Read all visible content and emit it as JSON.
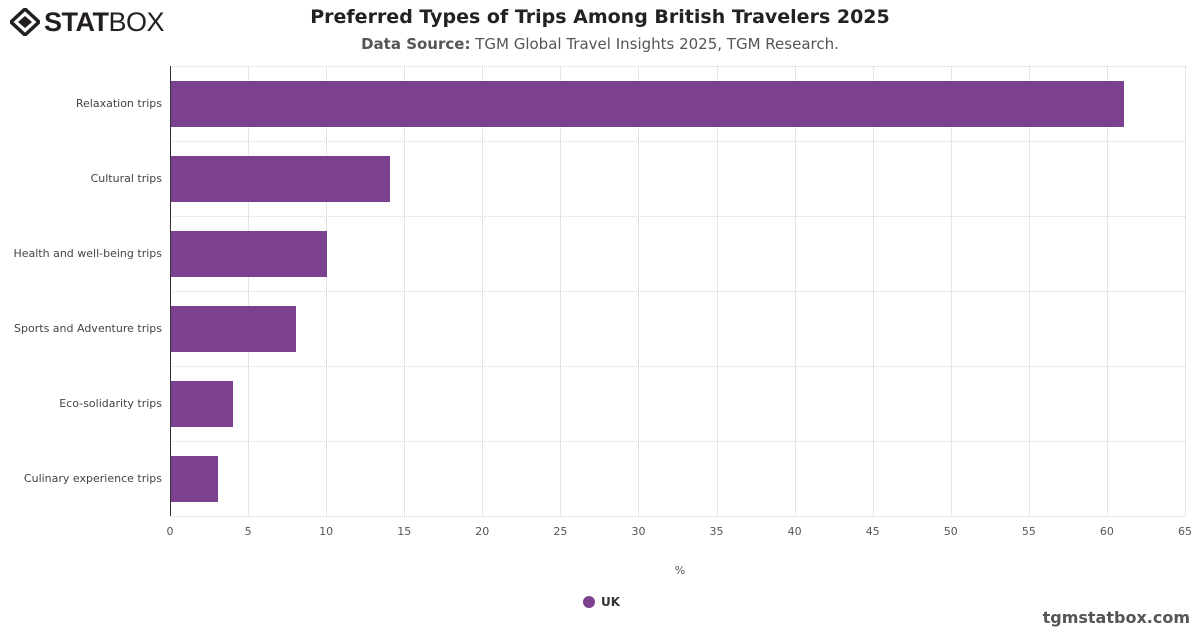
{
  "header": {
    "logo_bold": "STAT",
    "logo_light": "BOX",
    "title": "Preferred Types of Trips Among British Travelers 2025",
    "subtitle_label": "Data Source:",
    "subtitle_text": " TGM Global Travel Insights 2025, TGM Research."
  },
  "footer": {
    "site": "tgmstatbox.com"
  },
  "legend": {
    "label": "UK",
    "color": "#7b418e"
  },
  "chart_data": {
    "type": "bar",
    "orientation": "horizontal",
    "title": "Preferred Types of Trips Among British Travelers 2025",
    "subtitle": "Data Source: TGM Global Travel Insights 2025, TGM Research.",
    "categories": [
      "Relaxation trips",
      "Cultural trips",
      "Health and well-being trips",
      "Sports and Adventure trips",
      "Eco-solidarity trips",
      "Culinary experience trips"
    ],
    "series": [
      {
        "name": "UK",
        "color": "#7b418e",
        "values": [
          61,
          14,
          10,
          8,
          4,
          3
        ]
      }
    ],
    "xlabel": "%",
    "ylabel": "",
    "xlim": [
      0,
      65
    ],
    "xticks": [
      "0",
      "5",
      "10",
      "15",
      "20",
      "25",
      "30",
      "35",
      "40",
      "45",
      "50",
      "55",
      "60",
      "65"
    ],
    "grid": true,
    "legend_position": "bottom"
  }
}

Exercise requirements> Write out the entries above word for word. Do not include the pictures.

Exercise output>
Read all visible content and emit it as JSON.
{
  "header": {
    "logo_bold": "STAT",
    "logo_light": "BOX",
    "title": "Preferred Types of Trips Among British Travelers 2025",
    "subtitle_label": "Data Source:",
    "subtitle_text": " TGM Global Travel Insights 2025, TGM Research."
  },
  "footer": {
    "site": "tgmstatbox.com"
  },
  "legend": {
    "label": "UK",
    "color": "#7b418e"
  },
  "chart_data": {
    "type": "bar",
    "orientation": "horizontal",
    "title": "Preferred Types of Trips Among British Travelers 2025",
    "subtitle": "Data Source: TGM Global Travel Insights 2025, TGM Research.",
    "categories": [
      "Relaxation trips",
      "Cultural trips",
      "Health and well-being trips",
      "Sports and Adventure trips",
      "Eco-solidarity trips",
      "Culinary experience trips"
    ],
    "series": [
      {
        "name": "UK",
        "color": "#7b418e",
        "values": [
          61,
          14,
          10,
          8,
          4,
          3
        ]
      }
    ],
    "xlabel": "%",
    "ylabel": "",
    "xlim": [
      0,
      65
    ],
    "xticks": [
      "0",
      "5",
      "10",
      "15",
      "20",
      "25",
      "30",
      "35",
      "40",
      "45",
      "50",
      "55",
      "60",
      "65"
    ],
    "grid": true,
    "legend_position": "bottom"
  }
}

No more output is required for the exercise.